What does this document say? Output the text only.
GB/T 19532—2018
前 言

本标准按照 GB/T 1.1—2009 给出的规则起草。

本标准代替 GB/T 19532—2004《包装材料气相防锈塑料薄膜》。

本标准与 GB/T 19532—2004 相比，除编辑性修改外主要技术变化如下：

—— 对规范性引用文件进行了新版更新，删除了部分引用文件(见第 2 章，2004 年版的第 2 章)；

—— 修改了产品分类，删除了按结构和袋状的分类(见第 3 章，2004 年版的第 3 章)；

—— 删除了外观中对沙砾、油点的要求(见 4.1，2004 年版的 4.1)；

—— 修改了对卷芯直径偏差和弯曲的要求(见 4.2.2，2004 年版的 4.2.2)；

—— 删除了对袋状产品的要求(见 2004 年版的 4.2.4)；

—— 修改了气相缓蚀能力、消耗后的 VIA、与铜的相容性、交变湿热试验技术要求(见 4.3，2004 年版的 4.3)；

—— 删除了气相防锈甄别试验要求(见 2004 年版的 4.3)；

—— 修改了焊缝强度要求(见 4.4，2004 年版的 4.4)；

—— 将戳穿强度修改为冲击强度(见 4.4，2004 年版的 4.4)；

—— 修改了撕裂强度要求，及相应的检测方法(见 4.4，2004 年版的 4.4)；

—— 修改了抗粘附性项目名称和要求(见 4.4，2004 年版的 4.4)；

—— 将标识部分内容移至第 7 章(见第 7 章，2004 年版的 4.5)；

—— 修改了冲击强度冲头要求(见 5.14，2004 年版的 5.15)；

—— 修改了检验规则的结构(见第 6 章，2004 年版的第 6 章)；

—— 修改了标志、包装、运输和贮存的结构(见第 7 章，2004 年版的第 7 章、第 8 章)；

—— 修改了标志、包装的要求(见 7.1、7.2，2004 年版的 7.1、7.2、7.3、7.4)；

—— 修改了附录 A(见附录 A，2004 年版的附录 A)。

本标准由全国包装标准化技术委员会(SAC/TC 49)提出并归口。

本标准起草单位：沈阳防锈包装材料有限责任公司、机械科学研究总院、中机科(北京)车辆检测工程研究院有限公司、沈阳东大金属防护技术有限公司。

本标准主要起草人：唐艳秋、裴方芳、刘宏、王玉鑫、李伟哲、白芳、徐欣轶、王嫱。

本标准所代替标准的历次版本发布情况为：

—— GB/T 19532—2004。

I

==

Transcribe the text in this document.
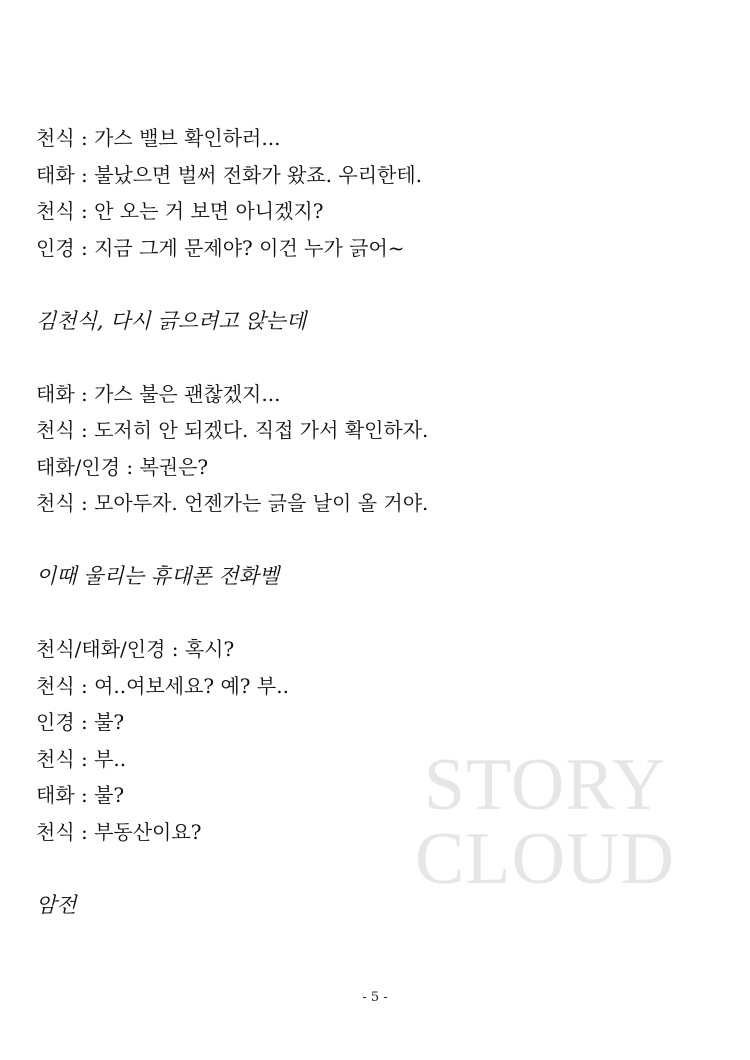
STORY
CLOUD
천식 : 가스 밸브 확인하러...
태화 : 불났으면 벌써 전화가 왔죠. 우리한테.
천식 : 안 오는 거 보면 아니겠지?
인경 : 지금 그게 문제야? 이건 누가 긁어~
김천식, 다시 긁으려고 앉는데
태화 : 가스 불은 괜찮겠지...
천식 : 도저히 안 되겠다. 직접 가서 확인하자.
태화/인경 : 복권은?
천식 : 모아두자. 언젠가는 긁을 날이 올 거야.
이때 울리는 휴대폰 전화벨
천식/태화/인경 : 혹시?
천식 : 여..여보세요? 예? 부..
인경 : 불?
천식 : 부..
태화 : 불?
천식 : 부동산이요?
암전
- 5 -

Instructions for the task:
In the records shown above, how many lines include the word "document"? Answer with the number only.

Answer for this exercise:
2